Aim = Give the number of lines holding the string "Experiment" and nothing more.

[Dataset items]

+---+

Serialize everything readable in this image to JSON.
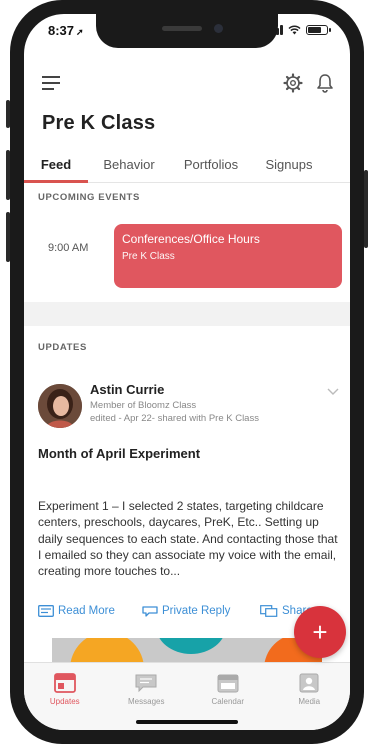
{
  "status_bar": {
    "time": "8:37",
    "location_arrow": "➚",
    "icons": [
      "signal-icon",
      "wifi-icon",
      "battery-icon"
    ]
  },
  "app_bar": {
    "icons": [
      "menu-icon",
      "gear-icon",
      "bell-icon"
    ]
  },
  "page": {
    "title": "Pre K Class"
  },
  "tabs": [
    {
      "label": "Feed",
      "active": true
    },
    {
      "label": "Behavior",
      "active": false
    },
    {
      "label": "Portfolios",
      "active": false
    },
    {
      "label": "Signups",
      "active": false
    }
  ],
  "upcoming": {
    "section_label": "UPCOMING EVENTS",
    "event": {
      "time": "9:00 AM",
      "title": "Conferences/Office Hours",
      "subtitle": "Pre K Class"
    }
  },
  "updates": {
    "section_label": "UPDATES",
    "post": {
      "author": "Astin Currie",
      "role": "Member of Bloomz Class",
      "meta": "edited - Apr 22- shared with Pre K Class",
      "title": "Month of April Experiment",
      "body": "Experiment 1 – I selected 2 states, targeting childcare centers, preschools, daycares, PreK, Etc.. Setting up daily sequences to each state. And contacting those that I emailed so they can associate my voice with the email, creating more touches to...",
      "actions": [
        "Read More",
        "Private Reply",
        "Share"
      ]
    }
  },
  "fab": {
    "label": "+"
  },
  "bottom_nav": [
    {
      "label": "Updates",
      "icon": "updates-icon",
      "active": true
    },
    {
      "label": "Messages",
      "icon": "messages-icon",
      "active": false
    },
    {
      "label": "Calendar",
      "icon": "calendar-icon",
      "active": false
    },
    {
      "label": "Media",
      "icon": "media-icon",
      "active": false
    }
  ],
  "colors": {
    "accent": "#e0575f",
    "fab": "#d8333c",
    "link": "#3d8fd6",
    "text": "#222222"
  }
}
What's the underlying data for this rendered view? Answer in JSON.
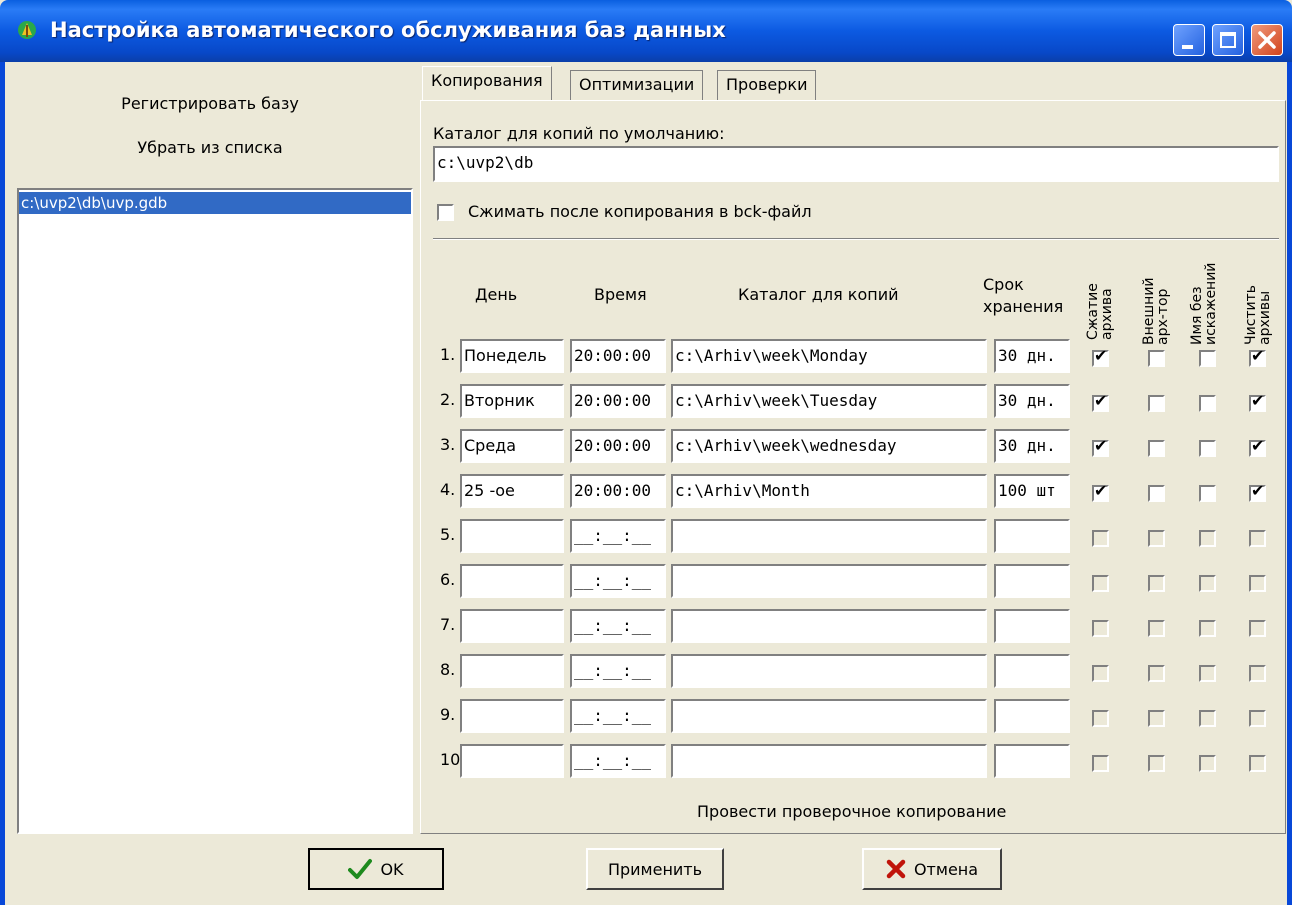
{
  "window": {
    "title": "Настройка автоматического обслуживания баз данных"
  },
  "left": {
    "register_label": "Регистрировать базу",
    "remove_label": "Убрать из списка",
    "db_items": [
      "c:\\uvp2\\db\\uvp.gdb"
    ]
  },
  "tabs": [
    "Копирования",
    "Оптимизации",
    "Проверки"
  ],
  "copy": {
    "default_dir_label": "Каталог для копий по умолчанию:",
    "default_dir_value": "c:\\uvp2\\db",
    "compress_label": "Сжимать после копирования в bck-файл",
    "compress_checked": false,
    "headers": {
      "day": "День",
      "time": "Время",
      "dir": "Каталог для копий",
      "keep": "Срок\nхранения",
      "compress": "Сжатие\nархива",
      "external": "Внешний\nарх-тор",
      "name": "Имя без\nискажений",
      "clean": "Чистить\nархивы"
    },
    "rows": [
      {
        "num": "1.",
        "day": "Понедель",
        "time": "20:00:00",
        "dir": "c:\\Arhiv\\week\\Monday",
        "keep": "30 дн.",
        "c1": true,
        "c2": false,
        "c3": false,
        "c4": true
      },
      {
        "num": "2.",
        "day": "Вторник",
        "time": "20:00:00",
        "dir": "c:\\Arhiv\\week\\Tuesday",
        "keep": "30 дн.",
        "c1": true,
        "c2": false,
        "c3": false,
        "c4": true
      },
      {
        "num": "3.",
        "day": "Среда",
        "time": "20:00:00",
        "dir": "c:\\Arhiv\\week\\wednesday",
        "keep": "30 дн.",
        "c1": true,
        "c2": false,
        "c3": false,
        "c4": true
      },
      {
        "num": "4.",
        "day": "25 -ое",
        "time": "20:00:00",
        "dir": "c:\\Arhiv\\Month",
        "keep": "100 шт",
        "c1": true,
        "c2": false,
        "c3": false,
        "c4": true
      },
      {
        "num": "5.",
        "day": "",
        "time": "__:__:__",
        "dir": "",
        "keep": "",
        "c1": false,
        "c2": false,
        "c3": false,
        "c4": false
      },
      {
        "num": "6.",
        "day": "",
        "time": "__:__:__",
        "dir": "",
        "keep": "",
        "c1": false,
        "c2": false,
        "c3": false,
        "c4": false
      },
      {
        "num": "7.",
        "day": "",
        "time": "__:__:__",
        "dir": "",
        "keep": "",
        "c1": false,
        "c2": false,
        "c3": false,
        "c4": false
      },
      {
        "num": "8.",
        "day": "",
        "time": "__:__:__",
        "dir": "",
        "keep": "",
        "c1": false,
        "c2": false,
        "c3": false,
        "c4": false
      },
      {
        "num": "9.",
        "day": "",
        "time": "__:__:__",
        "dir": "",
        "keep": "",
        "c1": false,
        "c2": false,
        "c3": false,
        "c4": false
      },
      {
        "num": "10.",
        "day": "",
        "time": "__:__:__",
        "dir": "",
        "keep": "",
        "c1": false,
        "c2": false,
        "c3": false,
        "c4": false
      }
    ],
    "test_copy_label": "Провести проверочное копирование"
  },
  "buttons": {
    "ok": "OK",
    "apply": "Применить",
    "cancel": "Отмена"
  },
  "colors": {
    "titlebar": "#0a5fe0",
    "selection": "#316ac5",
    "face": "#ece9d8"
  }
}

+---+

Response to the task = 2